Output all the material that follows, exactly as given.

# # # # #

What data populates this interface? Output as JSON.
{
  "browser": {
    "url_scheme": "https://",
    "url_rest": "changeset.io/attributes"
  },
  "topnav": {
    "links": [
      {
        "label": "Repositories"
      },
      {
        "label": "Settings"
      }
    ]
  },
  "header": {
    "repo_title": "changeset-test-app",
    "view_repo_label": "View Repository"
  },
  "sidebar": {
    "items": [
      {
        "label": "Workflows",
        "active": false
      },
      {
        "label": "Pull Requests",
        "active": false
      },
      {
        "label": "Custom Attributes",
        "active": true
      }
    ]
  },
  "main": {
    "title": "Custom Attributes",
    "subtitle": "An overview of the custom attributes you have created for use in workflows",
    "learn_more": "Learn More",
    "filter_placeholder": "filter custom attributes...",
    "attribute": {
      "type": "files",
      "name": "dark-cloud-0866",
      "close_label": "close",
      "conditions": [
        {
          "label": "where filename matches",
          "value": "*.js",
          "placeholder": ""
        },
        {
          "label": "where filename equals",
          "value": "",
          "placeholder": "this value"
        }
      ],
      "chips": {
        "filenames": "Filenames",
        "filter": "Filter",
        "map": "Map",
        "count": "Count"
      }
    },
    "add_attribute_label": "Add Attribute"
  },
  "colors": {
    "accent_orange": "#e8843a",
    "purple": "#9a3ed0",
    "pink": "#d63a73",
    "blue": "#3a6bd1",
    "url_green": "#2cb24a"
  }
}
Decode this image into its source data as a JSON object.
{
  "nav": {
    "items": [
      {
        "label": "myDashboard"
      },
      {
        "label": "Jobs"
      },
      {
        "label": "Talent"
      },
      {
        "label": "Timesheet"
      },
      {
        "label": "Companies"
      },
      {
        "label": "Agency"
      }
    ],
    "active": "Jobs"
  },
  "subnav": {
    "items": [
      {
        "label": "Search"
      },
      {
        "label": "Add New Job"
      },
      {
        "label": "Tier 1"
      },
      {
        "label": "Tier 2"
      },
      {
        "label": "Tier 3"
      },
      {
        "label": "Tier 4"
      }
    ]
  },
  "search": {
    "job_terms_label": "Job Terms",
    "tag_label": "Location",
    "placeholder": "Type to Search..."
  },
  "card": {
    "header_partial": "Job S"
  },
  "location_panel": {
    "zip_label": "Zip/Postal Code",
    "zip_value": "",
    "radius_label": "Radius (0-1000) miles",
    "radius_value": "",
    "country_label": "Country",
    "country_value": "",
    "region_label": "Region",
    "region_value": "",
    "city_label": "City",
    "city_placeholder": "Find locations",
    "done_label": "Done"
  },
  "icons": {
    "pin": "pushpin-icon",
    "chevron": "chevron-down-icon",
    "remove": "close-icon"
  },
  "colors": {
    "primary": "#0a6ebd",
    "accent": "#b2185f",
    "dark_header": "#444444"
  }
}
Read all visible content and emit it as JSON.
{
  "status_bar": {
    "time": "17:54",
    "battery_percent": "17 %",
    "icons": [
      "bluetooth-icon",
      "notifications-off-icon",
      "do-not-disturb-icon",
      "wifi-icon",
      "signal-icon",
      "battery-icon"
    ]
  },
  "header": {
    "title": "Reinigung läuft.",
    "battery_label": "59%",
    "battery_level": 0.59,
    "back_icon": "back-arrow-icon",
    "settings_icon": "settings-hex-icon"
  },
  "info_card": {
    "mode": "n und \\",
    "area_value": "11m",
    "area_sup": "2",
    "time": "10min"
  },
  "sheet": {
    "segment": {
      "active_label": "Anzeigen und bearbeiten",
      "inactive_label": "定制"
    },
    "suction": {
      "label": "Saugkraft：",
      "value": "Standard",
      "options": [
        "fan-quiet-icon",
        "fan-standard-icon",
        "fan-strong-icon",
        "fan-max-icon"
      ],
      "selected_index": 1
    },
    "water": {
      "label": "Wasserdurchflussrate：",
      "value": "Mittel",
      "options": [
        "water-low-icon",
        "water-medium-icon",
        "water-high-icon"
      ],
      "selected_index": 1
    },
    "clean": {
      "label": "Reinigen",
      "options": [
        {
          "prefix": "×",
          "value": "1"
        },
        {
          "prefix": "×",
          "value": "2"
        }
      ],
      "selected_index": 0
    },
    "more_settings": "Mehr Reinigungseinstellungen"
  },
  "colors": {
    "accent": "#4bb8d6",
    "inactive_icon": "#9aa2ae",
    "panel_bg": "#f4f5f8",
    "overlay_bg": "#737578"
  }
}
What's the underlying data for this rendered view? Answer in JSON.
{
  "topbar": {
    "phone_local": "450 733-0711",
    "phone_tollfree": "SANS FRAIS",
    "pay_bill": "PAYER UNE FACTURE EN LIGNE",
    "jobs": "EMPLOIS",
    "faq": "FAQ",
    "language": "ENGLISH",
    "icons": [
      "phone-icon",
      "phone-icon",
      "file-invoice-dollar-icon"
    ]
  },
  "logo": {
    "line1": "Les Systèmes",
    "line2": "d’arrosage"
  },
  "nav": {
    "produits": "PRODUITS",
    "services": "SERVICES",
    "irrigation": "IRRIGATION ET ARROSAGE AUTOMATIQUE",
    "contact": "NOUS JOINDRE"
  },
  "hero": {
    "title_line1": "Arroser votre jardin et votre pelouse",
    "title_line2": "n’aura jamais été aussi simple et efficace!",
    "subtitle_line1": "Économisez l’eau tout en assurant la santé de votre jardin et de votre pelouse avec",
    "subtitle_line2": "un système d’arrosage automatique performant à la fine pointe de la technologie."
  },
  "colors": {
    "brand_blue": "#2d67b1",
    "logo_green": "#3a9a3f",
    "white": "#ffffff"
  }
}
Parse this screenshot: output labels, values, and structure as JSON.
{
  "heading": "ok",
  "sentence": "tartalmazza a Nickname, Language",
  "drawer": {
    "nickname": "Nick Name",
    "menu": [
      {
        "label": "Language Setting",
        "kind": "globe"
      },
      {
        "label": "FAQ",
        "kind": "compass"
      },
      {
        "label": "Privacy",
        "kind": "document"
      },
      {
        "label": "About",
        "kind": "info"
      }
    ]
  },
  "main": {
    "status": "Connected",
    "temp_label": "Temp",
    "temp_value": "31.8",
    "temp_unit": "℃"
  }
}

# # # # #

### Answer to the problem:
What data populates this interface? Output as JSON.
{
  "browser": {
    "url_scheme": "https://",
    "url_rest": "changeset.io/attributes"
  },
  "topnav": {
    "links": [
      {
        "label": "Repositories"
      },
      {
        "label": "Settings"
      }
    ]
  },
  "header": {
    "repo_title": "changeset-test-app",
    "view_repo_label": "View Repository"
  },
  "sidebar": {
    "items": [
      {
        "label": "Workflows",
        "active": false
      },
      {
        "label": "Pull Requests",
        "active": false
      },
      {
        "label": "Custom Attributes",
        "active": true
      }
    ]
  },
  "main": {
    "title": "Custom Attributes",
    "subtitle": "An overview of the custom attributes you have created for use in workflows",
    "learn_more": "Learn More",
    "filter_placeholder": "filter custom attributes...",
    "attribute": {
      "type": "files",
      "name": "dark-cloud-0866",
      "close_label": "close",
      "conditions": [
        {
          "label": "where filename matches",
          "value": "*.js",
          "placeholder": ""
        },
        {
          "label": "where filename equals",
          "value": "",
          "placeholder": "this value"
        }
      ],
      "chips": {
        "filenames": "Filenames",
        "filter": "Filter",
        "map": "Map",
        "count": "Count"
      }
    },
    "add_attribute_label": "Add Attribute"
  },
  "colors": {
    "accent_orange": "#e8843a",
    "purple": "#9a3ed0",
    "pink": "#d63a73",
    "blue": "#3a6bd1",
    "url_green": "#2cb24a"
  }
}
Decode this image into its source data as a JSON object.
{
  "nav": {
    "items": [
      {
        "label": "myDashboard"
      },
      {
        "label": "Jobs"
      },
      {
        "label": "Talent"
      },
      {
        "label": "Timesheet"
      },
      {
        "label": "Companies"
      },
      {
        "label": "Agency"
      }
    ],
    "active": "Jobs"
  },
  "subnav": {
    "items": [
      {
        "label": "Search"
      },
      {
        "label": "Add New Job"
      },
      {
        "label": "Tier 1"
      },
      {
        "label": "Tier 2"
      },
      {
        "label": "Tier 3"
      },
      {
        "label": "Tier 4"
      }
    ]
  },
  "search": {
    "job_terms_label": "Job Terms",
    "tag_label": "Location",
    "placeholder": "Type to Search..."
  },
  "card": {
    "header_partial": "Job S"
  },
  "location_panel": {
    "zip_label": "Zip/Postal Code",
    "zip_value": "",
    "radius_label": "Radius (0-1000) miles",
    "radius_value": "",
    "country_label": "Country",
    "country_value": "",
    "region_label": "Region",
    "region_value": "",
    "city_label": "City",
    "city_placeholder": "Find locations",
    "done_label": "Done"
  },
  "icons": {
    "pin": "pushpin-icon",
    "chevron": "chevron-down-icon",
    "remove": "close-icon"
  },
  "colors": {
    "primary": "#0a6ebd",
    "accent": "#b2185f",
    "dark_header": "#444444"
  }
}
Read all visible content and emit it as JSON.
{
  "status_bar": {
    "time": "17:54",
    "battery_percent": "17 %",
    "icons": [
      "bluetooth-icon",
      "notifications-off-icon",
      "do-not-disturb-icon",
      "wifi-icon",
      "signal-icon",
      "battery-icon"
    ]
  },
  "header": {
    "title": "Reinigung läuft.",
    "battery_label": "59%",
    "battery_level": 0.59,
    "back_icon": "back-arrow-icon",
    "settings_icon": "settings-hex-icon"
  },
  "info_card": {
    "mode": "n und \\",
    "area_value": "11m",
    "area_sup": "2",
    "time": "10min"
  },
  "sheet": {
    "segment": {
      "active_label": "Anzeigen und bearbeiten",
      "inactive_label": "定制"
    },
    "suction": {
      "label": "Saugkraft：",
      "value": "Standard",
      "options": [
        "fan-quiet-icon",
        "fan-standard-icon",
        "fan-strong-icon",
        "fan-max-icon"
      ],
      "selected_index": 1
    },
    "water": {
      "label": "Wasserdurchflussrate：",
      "value": "Mittel",
      "options": [
        "water-low-icon",
        "water-medium-icon",
        "water-high-icon"
      ],
      "selected_index": 1
    },
    "clean": {
      "label": "Reinigen",
      "options": [
        {
          "prefix": "×",
          "value": "1"
        },
        {
          "prefix": "×",
          "value": "2"
        }
      ],
      "selected_index": 0
    },
    "more_settings": "Mehr Reinigungseinstellungen"
  },
  "colors": {
    "accent": "#4bb8d6",
    "inactive_icon": "#9aa2ae",
    "panel_bg": "#f4f5f8",
    "overlay_bg": "#737578"
  }
}
What's the underlying data for this rendered view? Answer in JSON.
{
  "topbar": {
    "phone_local": "450 733-0711",
    "phone_tollfree": "SANS FRAIS",
    "pay_bill": "PAYER UNE FACTURE EN LIGNE",
    "jobs": "EMPLOIS",
    "faq": "FAQ",
    "language": "ENGLISH",
    "icons": [
      "phone-icon",
      "phone-icon",
      "file-invoice-dollar-icon"
    ]
  },
  "logo": {
    "line1": "Les Systèmes",
    "line2": "d’arrosage"
  },
  "nav": {
    "produits": "PRODUITS",
    "services": "SERVICES",
    "irrigation": "IRRIGATION ET ARROSAGE AUTOMATIQUE",
    "contact": "NOUS JOINDRE"
  },
  "hero": {
    "title_line1": "Arroser votre jardin et votre pelouse",
    "title_line2": "n’aura jamais été aussi simple et efficace!",
    "subtitle_line1": "Économisez l’eau tout en assurant la santé de votre jardin et de votre pelouse avec",
    "subtitle_line2": "un système d’arrosage automatique performant à la fine pointe de la technologie."
  },
  "colors": {
    "brand_blue": "#2d67b1",
    "logo_green": "#3a9a3f",
    "white": "#ffffff"
  }
}
Parse this screenshot: output labels, values, and structure as JSON.
{
  "heading": "ok",
  "sentence": "tartalmazza a Nickname, Language",
  "drawer": {
    "nickname": "Nick Name",
    "menu": [
      {
        "label": "Language Setting",
        "kind": "globe"
      },
      {
        "label": "FAQ",
        "kind": "compass"
      },
      {
        "label": "Privacy",
        "kind": "document"
      },
      {
        "label": "About",
        "kind": "info"
      }
    ]
  },
  "main": {
    "status": "Connected",
    "temp_label": "Temp",
    "temp_value": "31.8",
    "temp_unit": "℃"
  }
}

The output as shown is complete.